→ 問題 A
ヒポクラテスと社会不安障害についての文章をもとに、次の問いに答えてください。
(i) ヒポクラテスの例を紹介している本の題名と著者は何ですか？
(ii) その本はいつ出されましたか？
(iii) 外に出ようとしなかった男は、どのような性質の人物として書かれていますか？
→ 問題 B
ヒポクラテスと社会不安障害についての文章を、途切れたところから引き継いで書き進めてください。

→ 抜粋文
★ ★ ★ ★

ヒポクラテスと社会不安障害
古代ギリシャの医の聖人として知られるヒポクラテスは、今日の引きこもりにも通じるような強度の社交不安に悩む男の例を記載しています。
これは17世紀初めに出されたロバート・バートンの有名な『メランコリーの解剖学』という本の中に紹介されています。(バートン自身も社交状況で出現した不安発作の男性を記載しています。)
ヒポクラテスは次のように書いています。
「はにかみやで疑り深く、臆病なために外に出ようとしなかった男がいました。
この男は人前に出るとからかわれたり、恥をかかされたり、身振りや話が緊張のあまり不自然になるため、具合が悪くなるのではないかと恐れて仲間に加わろうとしませんでした。

★ ★ ★ ★

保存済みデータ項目
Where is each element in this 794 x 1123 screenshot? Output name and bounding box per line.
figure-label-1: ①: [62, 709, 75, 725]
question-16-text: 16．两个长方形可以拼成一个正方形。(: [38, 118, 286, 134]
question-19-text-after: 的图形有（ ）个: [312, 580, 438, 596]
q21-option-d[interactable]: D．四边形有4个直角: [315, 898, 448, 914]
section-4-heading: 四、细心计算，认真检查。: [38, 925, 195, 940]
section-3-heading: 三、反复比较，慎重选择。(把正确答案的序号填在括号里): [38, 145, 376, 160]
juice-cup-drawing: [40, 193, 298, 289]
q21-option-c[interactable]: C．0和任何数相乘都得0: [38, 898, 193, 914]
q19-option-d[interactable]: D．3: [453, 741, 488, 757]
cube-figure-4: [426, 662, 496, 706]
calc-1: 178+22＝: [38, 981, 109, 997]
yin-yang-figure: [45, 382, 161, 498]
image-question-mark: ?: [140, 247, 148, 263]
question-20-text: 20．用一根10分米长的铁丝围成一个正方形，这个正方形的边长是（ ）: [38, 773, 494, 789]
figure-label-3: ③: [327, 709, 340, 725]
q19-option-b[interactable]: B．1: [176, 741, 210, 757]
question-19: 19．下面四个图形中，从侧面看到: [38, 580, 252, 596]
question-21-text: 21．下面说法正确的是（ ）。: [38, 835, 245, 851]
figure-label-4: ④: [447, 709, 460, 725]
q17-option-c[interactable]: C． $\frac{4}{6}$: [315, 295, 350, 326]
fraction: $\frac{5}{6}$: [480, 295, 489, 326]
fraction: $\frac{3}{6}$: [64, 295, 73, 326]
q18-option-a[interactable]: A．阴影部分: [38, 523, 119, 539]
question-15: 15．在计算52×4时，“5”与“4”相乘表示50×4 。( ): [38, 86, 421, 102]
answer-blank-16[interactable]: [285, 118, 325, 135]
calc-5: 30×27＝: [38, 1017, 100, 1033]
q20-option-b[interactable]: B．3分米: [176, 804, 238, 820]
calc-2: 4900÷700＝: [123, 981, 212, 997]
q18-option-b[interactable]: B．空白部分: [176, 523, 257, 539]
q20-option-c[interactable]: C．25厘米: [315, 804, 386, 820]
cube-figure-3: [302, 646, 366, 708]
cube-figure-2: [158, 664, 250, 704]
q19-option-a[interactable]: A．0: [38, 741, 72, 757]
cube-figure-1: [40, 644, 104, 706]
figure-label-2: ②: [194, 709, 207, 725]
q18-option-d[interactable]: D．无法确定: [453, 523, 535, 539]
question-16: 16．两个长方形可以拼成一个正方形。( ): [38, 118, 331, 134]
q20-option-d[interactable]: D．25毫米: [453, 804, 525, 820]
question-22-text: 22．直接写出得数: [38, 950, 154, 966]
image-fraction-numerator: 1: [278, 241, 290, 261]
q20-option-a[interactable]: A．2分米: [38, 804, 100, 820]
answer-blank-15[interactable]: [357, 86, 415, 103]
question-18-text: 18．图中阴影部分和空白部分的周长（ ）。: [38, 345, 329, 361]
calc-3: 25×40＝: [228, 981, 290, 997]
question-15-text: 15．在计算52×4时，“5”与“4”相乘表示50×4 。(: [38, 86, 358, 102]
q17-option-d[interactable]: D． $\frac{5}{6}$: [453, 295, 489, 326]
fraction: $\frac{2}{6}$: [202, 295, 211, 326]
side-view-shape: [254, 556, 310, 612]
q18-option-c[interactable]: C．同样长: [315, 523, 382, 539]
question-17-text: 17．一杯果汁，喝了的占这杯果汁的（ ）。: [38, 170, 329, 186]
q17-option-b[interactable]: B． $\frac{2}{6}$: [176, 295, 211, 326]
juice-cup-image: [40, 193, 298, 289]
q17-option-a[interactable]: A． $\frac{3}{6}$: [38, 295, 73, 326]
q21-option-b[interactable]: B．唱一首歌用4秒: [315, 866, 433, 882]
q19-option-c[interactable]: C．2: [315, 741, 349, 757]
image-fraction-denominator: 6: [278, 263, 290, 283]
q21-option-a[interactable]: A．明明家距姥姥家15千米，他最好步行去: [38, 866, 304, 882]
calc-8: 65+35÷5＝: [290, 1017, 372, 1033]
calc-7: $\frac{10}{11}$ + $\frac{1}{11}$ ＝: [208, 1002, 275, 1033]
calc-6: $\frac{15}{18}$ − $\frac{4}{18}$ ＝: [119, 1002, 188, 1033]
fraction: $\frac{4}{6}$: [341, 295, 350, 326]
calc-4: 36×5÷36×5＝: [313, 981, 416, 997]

★ ★ ★ ★

→ 解答 A
(i) ロバート・バートンの『メランコリーの解剖学』
(ii) 17世紀初め
(iii) はにかみやで疑り深く、臆病な人物

→ 解答 B
彼はみんなが自分のことを観察しているようにおもってしまうのでした。」
これはまさに全般性の社会不安障害に悩む方の病理の中核を示しています。
現在であれば重症の全般性の社会不安障害で、回避性人格障害の診断も同時に満たすものとされる例です。
わが国で大きな社会問題となっている引きこもりの方を連想させます。
この例からは、社会不安障害は今日突然登場した心の病ではないことがうかがえます。